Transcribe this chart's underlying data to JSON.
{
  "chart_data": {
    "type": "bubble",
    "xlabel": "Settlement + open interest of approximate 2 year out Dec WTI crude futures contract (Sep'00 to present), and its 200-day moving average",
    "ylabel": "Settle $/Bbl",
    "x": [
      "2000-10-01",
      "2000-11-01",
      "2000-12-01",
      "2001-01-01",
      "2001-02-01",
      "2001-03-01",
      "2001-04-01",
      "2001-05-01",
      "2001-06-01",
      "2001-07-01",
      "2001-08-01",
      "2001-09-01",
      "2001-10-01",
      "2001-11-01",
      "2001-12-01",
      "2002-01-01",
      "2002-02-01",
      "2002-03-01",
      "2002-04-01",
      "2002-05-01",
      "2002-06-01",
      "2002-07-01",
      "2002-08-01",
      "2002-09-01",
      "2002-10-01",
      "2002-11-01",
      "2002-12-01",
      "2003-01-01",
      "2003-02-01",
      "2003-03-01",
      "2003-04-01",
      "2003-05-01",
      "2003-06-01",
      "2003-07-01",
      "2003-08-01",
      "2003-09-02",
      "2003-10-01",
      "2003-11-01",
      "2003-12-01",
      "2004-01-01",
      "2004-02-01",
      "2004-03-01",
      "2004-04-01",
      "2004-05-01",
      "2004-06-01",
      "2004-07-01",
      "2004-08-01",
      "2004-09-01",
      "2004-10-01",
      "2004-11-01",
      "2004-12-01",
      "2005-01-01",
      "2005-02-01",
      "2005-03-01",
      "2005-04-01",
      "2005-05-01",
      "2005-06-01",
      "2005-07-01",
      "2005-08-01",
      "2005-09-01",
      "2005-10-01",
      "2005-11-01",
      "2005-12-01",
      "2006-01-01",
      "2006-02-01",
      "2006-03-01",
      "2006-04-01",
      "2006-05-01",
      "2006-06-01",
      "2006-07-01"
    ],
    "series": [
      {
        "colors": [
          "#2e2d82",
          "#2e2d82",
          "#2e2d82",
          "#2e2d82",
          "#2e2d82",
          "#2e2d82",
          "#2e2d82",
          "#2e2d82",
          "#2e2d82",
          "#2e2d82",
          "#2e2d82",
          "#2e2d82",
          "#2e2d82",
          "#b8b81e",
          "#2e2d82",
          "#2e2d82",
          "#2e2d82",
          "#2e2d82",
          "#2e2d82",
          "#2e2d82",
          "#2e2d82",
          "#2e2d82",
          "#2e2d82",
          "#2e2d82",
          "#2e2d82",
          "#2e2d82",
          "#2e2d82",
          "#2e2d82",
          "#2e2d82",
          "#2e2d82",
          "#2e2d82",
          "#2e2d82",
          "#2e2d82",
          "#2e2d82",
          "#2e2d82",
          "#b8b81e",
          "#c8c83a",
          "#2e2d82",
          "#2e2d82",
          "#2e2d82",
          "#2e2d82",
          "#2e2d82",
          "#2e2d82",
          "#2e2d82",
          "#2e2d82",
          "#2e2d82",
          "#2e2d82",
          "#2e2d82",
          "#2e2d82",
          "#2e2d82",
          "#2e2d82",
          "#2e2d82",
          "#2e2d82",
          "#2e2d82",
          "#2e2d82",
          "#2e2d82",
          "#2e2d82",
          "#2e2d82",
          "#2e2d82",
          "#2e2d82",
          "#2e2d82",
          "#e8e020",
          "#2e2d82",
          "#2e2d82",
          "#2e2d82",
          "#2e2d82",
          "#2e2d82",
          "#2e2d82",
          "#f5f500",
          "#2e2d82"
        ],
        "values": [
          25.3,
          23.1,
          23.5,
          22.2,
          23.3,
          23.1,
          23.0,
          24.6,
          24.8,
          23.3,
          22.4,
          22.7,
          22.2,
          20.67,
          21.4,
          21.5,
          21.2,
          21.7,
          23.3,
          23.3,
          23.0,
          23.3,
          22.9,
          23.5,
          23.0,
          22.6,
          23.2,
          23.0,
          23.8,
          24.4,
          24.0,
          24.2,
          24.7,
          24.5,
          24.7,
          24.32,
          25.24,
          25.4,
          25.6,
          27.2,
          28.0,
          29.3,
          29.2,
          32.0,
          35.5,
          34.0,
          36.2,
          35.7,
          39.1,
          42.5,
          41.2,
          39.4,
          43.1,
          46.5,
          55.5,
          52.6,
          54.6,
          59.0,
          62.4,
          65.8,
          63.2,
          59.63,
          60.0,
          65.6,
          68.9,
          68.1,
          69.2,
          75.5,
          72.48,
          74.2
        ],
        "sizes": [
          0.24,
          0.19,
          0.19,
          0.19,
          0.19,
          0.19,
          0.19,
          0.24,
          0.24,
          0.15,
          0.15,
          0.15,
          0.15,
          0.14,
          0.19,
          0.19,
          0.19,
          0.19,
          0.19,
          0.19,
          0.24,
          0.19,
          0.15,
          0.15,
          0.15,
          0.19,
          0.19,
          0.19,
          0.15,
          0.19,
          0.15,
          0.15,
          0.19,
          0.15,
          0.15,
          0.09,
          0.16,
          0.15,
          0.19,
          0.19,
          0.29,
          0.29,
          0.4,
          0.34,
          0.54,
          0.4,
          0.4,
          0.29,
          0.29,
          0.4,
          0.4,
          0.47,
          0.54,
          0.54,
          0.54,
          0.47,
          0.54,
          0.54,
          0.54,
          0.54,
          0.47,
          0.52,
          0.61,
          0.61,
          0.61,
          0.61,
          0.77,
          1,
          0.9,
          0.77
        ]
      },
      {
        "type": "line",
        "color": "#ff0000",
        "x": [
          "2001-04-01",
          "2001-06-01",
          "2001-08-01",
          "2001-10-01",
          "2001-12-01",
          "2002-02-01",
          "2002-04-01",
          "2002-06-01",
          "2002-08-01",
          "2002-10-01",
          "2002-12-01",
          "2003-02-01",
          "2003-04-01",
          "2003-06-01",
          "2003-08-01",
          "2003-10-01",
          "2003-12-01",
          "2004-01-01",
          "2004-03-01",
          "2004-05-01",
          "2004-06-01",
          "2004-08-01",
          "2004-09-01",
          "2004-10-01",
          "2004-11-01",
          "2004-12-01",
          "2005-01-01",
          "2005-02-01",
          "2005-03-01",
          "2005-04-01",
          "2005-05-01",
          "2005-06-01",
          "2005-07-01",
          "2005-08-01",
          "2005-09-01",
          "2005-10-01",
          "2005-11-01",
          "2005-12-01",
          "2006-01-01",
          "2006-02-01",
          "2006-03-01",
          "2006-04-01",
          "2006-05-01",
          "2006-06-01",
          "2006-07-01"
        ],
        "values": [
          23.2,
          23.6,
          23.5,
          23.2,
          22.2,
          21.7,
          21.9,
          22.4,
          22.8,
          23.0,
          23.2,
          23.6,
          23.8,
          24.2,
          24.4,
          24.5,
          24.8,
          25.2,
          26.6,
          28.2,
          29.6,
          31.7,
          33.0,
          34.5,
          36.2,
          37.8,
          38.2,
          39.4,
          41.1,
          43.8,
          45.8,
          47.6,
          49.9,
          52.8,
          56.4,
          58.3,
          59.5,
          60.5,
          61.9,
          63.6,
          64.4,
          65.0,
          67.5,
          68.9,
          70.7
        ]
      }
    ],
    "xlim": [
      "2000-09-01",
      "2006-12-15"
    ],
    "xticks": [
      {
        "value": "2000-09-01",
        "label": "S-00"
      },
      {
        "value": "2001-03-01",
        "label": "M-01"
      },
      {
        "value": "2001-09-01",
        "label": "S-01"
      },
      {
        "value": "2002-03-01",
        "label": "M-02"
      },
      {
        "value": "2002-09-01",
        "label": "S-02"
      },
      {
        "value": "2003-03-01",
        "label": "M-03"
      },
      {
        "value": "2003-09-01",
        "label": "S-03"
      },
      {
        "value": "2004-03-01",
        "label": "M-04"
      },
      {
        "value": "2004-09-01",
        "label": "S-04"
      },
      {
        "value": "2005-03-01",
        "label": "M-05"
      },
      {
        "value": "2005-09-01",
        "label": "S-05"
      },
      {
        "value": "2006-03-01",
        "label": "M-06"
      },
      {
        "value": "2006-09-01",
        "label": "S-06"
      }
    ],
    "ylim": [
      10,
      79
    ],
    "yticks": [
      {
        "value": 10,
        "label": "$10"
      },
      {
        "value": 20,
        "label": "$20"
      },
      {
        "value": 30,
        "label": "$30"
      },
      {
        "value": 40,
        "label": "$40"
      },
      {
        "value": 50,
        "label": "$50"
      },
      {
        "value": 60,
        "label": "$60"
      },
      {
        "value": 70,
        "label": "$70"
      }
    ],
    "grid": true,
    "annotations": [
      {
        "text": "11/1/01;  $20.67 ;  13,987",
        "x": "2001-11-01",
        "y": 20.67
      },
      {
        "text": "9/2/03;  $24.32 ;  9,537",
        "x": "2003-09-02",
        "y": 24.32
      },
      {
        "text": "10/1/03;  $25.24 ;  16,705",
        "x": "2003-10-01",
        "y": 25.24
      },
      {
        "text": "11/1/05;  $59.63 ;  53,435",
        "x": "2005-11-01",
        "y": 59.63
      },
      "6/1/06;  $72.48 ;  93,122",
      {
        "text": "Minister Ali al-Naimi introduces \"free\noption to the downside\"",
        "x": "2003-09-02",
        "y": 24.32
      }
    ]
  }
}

━━━━━━━━━━

§ EXERCISE INSTRUCTIONS
Search the lines above for the string "text", then show every one that has it.

§ RESPONSE TO THE EXERCISE
        "text": "11/1/01;  $20.67 ;  13,987",
        "text": "9/2/03;  $24.32 ;  9,537",
        "text": "10/1/03;  $25.24 ;  16,705",
        "text": "11/1/05;  $59.63 ;  53,435",
        "text": "Minister Ali al-Naimi introduces \"free\noption to the downside\"",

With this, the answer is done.